## BEGIN Excerpted records

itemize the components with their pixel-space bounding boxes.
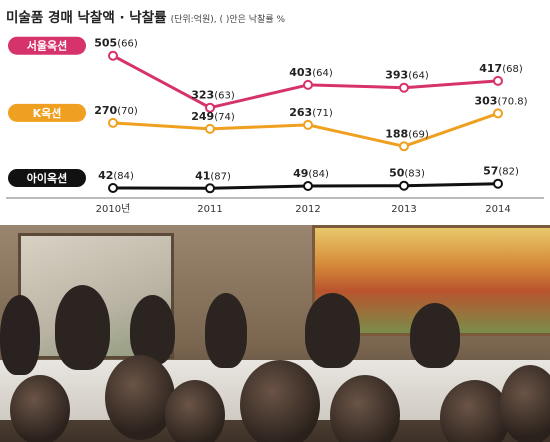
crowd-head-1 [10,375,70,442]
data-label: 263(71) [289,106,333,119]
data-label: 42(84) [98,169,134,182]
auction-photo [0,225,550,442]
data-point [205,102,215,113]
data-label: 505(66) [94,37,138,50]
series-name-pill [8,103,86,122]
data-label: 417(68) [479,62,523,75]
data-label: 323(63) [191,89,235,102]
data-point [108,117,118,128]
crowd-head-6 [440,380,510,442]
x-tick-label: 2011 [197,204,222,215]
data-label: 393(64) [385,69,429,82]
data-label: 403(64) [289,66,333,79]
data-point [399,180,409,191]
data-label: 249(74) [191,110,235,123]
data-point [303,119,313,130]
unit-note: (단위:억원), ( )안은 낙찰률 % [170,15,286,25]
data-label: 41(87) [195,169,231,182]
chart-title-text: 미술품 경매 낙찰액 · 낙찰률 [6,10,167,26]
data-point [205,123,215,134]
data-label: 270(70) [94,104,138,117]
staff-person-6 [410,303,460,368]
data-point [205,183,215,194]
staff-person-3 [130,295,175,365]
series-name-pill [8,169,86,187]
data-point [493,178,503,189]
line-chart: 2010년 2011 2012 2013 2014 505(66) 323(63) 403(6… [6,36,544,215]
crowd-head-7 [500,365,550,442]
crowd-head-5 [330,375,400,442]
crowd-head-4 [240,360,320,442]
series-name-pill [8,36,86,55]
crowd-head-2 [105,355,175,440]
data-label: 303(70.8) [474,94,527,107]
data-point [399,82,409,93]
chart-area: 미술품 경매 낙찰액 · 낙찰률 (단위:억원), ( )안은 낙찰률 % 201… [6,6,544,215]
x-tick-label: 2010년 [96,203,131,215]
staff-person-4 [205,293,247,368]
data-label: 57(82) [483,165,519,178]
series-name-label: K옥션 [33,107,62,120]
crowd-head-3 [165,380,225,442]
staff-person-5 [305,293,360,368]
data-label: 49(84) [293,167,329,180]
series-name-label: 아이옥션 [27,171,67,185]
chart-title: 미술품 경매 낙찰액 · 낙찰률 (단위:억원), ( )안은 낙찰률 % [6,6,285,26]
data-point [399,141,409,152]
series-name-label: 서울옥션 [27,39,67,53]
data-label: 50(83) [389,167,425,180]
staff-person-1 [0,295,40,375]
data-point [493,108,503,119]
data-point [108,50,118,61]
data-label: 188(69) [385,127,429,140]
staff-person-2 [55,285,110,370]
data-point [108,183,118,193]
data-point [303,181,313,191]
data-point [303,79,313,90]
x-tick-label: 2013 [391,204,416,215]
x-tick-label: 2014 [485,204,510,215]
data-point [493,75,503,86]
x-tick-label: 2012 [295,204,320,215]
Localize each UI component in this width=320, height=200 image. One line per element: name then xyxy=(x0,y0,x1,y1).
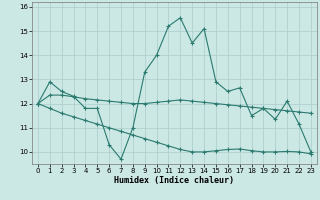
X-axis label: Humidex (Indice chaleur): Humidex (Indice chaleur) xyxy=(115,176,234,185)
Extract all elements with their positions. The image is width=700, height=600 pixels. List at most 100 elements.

## END Excerpted records

> _Short task_
Copy all of the records above word for word, omitting the pictures.

> _Output for this task_
itemize the components with their pixel-space bounding boxes.
crowd-head-1 [10,375,70,442]
data-label: 263(71) [289,106,333,119]
data-label: 42(84) [98,169,134,182]
auction-photo [0,225,550,442]
data-point [205,102,215,113]
data-label: 505(66) [94,37,138,50]
series-name-pill [8,103,86,122]
data-label: 417(68) [479,62,523,75]
data-label: 323(63) [191,89,235,102]
data-point [108,117,118,128]
crowd-head-6 [440,380,510,442]
x-tick-label: 2011 [197,204,222,215]
data-label: 393(64) [385,69,429,82]
data-label: 403(64) [289,66,333,79]
data-point [399,180,409,191]
data-label: 249(74) [191,110,235,123]
data-point [303,119,313,130]
unit-note: (단위:억원), ( )안은 낙찰률 % [170,15,286,25]
data-label: 41(87) [195,169,231,182]
chart-title-text: 미술품 경매 낙찰액 · 낙찰률 [6,10,167,26]
data-point [205,123,215,134]
data-label: 270(70) [94,104,138,117]
staff-person-6 [410,303,460,368]
data-point [205,183,215,194]
staff-person-3 [130,295,175,365]
series-name-pill [8,169,86,187]
data-point [493,178,503,189]
line-chart: 2010년 2011 2012 2013 2014 505(66) 323(63) 403(6… [6,36,544,215]
crowd-head-7 [500,365,550,442]
crowd-head-5 [330,375,400,442]
crowd-head-4 [240,360,320,442]
series-name-pill [8,36,86,55]
crowd-head-2 [105,355,175,440]
data-label: 303(70.8) [474,94,527,107]
data-point [399,82,409,93]
chart-area: 미술품 경매 낙찰액 · 낙찰률 (단위:억원), ( )안은 낙찰률 % 201… [6,6,544,215]
x-tick-label: 2010년 [96,203,131,215]
staff-person-4 [205,293,247,368]
data-label: 57(82) [483,165,519,178]
series-name-label: K옥션 [33,107,62,120]
crowd-head-3 [165,380,225,442]
staff-person-5 [305,293,360,368]
data-label: 49(84) [293,167,329,180]
series-name-label: 아이옥션 [27,171,67,185]
chart-title: 미술품 경매 낙찰액 · 낙찰률 (단위:억원), ( )안은 낙찰률 % [6,6,285,26]
data-point [399,141,409,152]
series-name-label: 서울옥션 [27,39,67,53]
data-label: 50(83) [389,167,425,180]
staff-person-1 [0,295,40,375]
data-point [493,108,503,119]
data-point [108,50,118,61]
data-label: 188(69) [385,127,429,140]
staff-person-2 [55,285,110,370]
data-point [108,183,118,193]
data-point [303,181,313,191]
data-point [303,79,313,90]
x-tick-label: 2013 [391,204,416,215]
x-tick-label: 2014 [485,204,510,215]
data-point [493,75,503,86]
x-tick-label: 2012 [295,204,320,215]
Localize each UI component in this width=320, height=200 image. One line per element: name then xyxy=(x0,y0,x1,y1).
X-axis label: Humidex (Indice chaleur): Humidex (Indice chaleur) xyxy=(115,176,234,185)
Extract all elements with their positions. The image is width=700, height=600 pixels. List at most 100 elements.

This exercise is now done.